EXERCISE AIM:
In the material below, find every line with "structure" and pull it out.

DATA PROVIDED:
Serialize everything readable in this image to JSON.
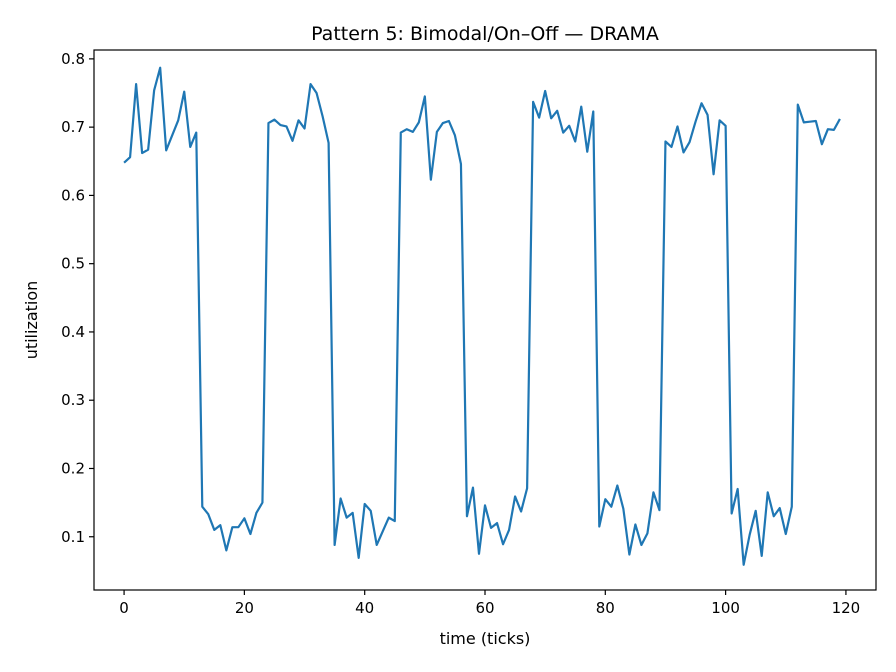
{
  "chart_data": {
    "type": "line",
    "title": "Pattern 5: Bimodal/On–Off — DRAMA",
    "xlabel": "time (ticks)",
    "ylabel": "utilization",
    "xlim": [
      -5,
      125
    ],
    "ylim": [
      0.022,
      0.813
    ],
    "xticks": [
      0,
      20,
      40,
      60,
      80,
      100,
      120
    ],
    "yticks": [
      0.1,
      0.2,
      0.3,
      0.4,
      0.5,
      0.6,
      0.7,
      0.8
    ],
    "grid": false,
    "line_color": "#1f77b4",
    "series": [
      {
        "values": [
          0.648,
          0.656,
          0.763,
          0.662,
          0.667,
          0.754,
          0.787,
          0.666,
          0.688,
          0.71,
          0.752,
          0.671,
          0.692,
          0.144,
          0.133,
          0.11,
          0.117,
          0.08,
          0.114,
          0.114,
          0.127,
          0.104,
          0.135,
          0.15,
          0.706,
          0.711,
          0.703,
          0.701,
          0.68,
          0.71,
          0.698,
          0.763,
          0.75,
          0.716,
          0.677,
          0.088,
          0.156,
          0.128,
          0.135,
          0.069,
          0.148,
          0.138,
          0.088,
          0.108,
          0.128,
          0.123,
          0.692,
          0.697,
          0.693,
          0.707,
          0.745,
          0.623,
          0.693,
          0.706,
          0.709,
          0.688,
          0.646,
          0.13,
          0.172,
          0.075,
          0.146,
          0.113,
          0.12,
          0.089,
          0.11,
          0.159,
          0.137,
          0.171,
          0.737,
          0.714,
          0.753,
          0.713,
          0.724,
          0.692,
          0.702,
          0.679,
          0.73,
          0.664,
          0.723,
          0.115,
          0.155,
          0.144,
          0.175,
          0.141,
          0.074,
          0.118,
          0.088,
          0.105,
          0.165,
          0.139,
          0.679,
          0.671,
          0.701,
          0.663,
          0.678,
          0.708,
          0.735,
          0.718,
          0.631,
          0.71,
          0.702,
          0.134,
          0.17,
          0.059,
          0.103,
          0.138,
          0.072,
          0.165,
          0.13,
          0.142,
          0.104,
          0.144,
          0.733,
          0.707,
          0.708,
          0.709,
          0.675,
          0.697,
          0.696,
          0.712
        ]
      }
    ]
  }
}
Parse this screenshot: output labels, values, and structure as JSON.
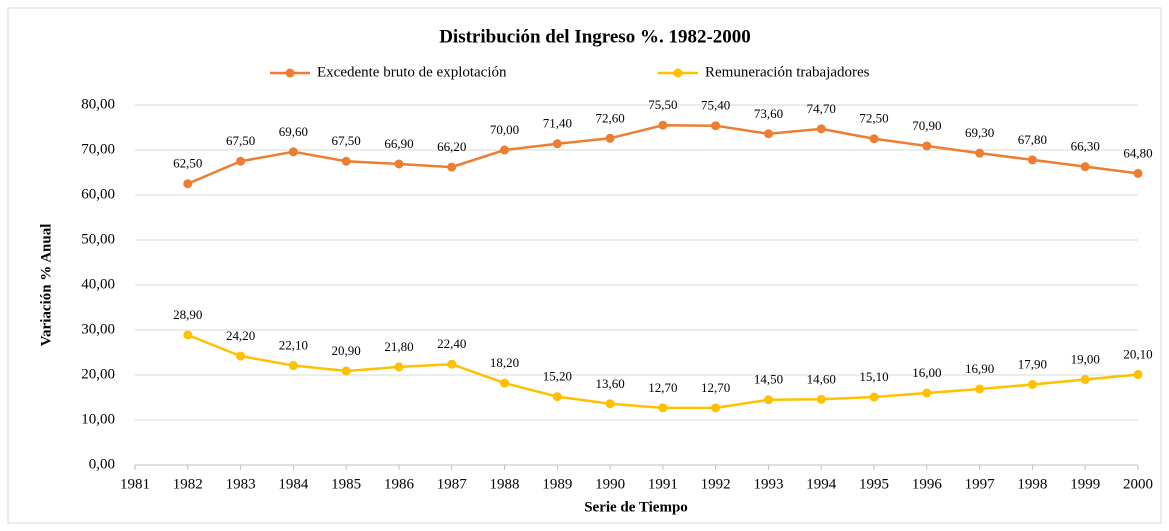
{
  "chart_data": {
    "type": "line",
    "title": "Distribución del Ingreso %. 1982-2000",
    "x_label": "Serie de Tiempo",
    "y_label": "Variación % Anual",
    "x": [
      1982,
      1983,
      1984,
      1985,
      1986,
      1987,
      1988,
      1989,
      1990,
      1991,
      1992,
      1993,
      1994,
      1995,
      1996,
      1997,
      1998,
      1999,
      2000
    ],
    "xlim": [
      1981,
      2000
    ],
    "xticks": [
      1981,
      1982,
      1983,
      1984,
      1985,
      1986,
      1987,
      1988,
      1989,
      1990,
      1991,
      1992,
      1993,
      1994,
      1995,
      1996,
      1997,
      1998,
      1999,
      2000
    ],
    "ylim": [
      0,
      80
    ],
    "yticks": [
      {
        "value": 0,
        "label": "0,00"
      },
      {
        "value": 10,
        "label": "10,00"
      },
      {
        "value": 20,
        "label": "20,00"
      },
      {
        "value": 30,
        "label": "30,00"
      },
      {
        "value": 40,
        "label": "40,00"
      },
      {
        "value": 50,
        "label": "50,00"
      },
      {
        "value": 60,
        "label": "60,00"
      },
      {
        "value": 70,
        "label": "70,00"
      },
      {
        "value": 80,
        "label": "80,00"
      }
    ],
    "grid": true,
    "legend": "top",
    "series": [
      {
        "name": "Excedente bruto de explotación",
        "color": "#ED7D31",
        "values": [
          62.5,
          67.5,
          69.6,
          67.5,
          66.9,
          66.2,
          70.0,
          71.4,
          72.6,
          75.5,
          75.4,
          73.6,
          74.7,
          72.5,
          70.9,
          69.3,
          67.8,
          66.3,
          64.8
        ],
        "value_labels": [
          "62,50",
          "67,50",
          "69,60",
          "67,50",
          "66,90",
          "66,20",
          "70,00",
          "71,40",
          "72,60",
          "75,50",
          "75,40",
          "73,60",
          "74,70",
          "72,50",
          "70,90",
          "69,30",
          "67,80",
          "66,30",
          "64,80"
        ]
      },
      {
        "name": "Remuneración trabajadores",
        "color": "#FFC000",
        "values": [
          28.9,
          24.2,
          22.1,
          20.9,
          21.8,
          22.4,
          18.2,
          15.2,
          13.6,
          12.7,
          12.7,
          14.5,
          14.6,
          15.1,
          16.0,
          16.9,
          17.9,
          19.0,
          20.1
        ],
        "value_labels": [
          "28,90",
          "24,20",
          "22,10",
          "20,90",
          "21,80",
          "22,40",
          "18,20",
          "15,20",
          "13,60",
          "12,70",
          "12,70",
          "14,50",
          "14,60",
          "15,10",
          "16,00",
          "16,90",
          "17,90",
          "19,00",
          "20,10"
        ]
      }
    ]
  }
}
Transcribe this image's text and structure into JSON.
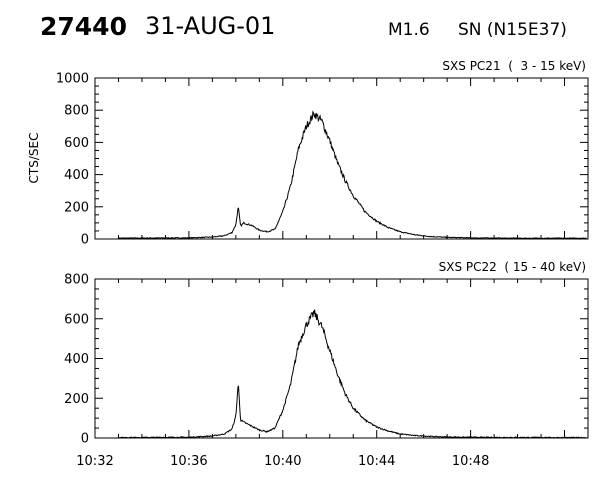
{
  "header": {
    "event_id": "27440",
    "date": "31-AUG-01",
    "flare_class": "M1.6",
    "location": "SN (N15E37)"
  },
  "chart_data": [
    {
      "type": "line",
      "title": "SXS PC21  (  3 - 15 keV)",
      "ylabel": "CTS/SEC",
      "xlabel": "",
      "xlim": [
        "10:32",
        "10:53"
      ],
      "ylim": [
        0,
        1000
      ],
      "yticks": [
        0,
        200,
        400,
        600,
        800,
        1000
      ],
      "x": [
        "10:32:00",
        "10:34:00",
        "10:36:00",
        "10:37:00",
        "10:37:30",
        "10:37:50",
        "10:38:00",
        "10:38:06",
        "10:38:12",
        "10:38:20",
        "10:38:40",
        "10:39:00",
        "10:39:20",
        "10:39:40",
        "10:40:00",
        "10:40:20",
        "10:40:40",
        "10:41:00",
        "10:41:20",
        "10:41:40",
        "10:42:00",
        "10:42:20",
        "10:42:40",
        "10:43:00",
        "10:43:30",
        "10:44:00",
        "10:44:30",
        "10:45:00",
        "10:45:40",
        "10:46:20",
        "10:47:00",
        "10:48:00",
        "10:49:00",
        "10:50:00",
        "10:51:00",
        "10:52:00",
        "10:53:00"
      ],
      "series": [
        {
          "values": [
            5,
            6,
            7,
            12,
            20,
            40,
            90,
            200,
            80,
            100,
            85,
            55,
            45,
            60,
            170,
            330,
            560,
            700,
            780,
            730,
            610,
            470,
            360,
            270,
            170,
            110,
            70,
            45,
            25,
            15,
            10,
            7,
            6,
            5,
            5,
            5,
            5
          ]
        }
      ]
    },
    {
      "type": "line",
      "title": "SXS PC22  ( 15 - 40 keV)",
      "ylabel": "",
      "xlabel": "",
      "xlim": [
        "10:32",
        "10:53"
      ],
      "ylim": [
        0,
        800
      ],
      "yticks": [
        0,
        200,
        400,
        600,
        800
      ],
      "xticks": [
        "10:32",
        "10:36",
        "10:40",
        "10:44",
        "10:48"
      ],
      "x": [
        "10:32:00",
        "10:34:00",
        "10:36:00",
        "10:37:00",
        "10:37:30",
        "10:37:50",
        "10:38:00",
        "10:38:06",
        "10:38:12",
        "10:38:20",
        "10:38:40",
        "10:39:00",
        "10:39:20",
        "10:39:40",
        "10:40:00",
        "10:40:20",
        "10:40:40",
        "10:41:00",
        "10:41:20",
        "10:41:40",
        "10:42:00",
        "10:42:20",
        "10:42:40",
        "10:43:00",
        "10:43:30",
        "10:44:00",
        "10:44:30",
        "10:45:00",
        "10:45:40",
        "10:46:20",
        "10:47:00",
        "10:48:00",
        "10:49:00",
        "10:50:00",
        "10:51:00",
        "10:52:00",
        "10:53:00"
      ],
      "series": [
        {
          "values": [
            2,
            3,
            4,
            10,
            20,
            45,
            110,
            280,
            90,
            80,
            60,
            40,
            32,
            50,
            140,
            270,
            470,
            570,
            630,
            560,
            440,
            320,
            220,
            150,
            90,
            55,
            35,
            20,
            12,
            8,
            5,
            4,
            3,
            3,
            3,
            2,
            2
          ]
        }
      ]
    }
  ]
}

PROBLEM SOLUTION:
Parse this screenshot: output labels, values, and structure as JSON.
Transcribe this image's text and structure into JSON.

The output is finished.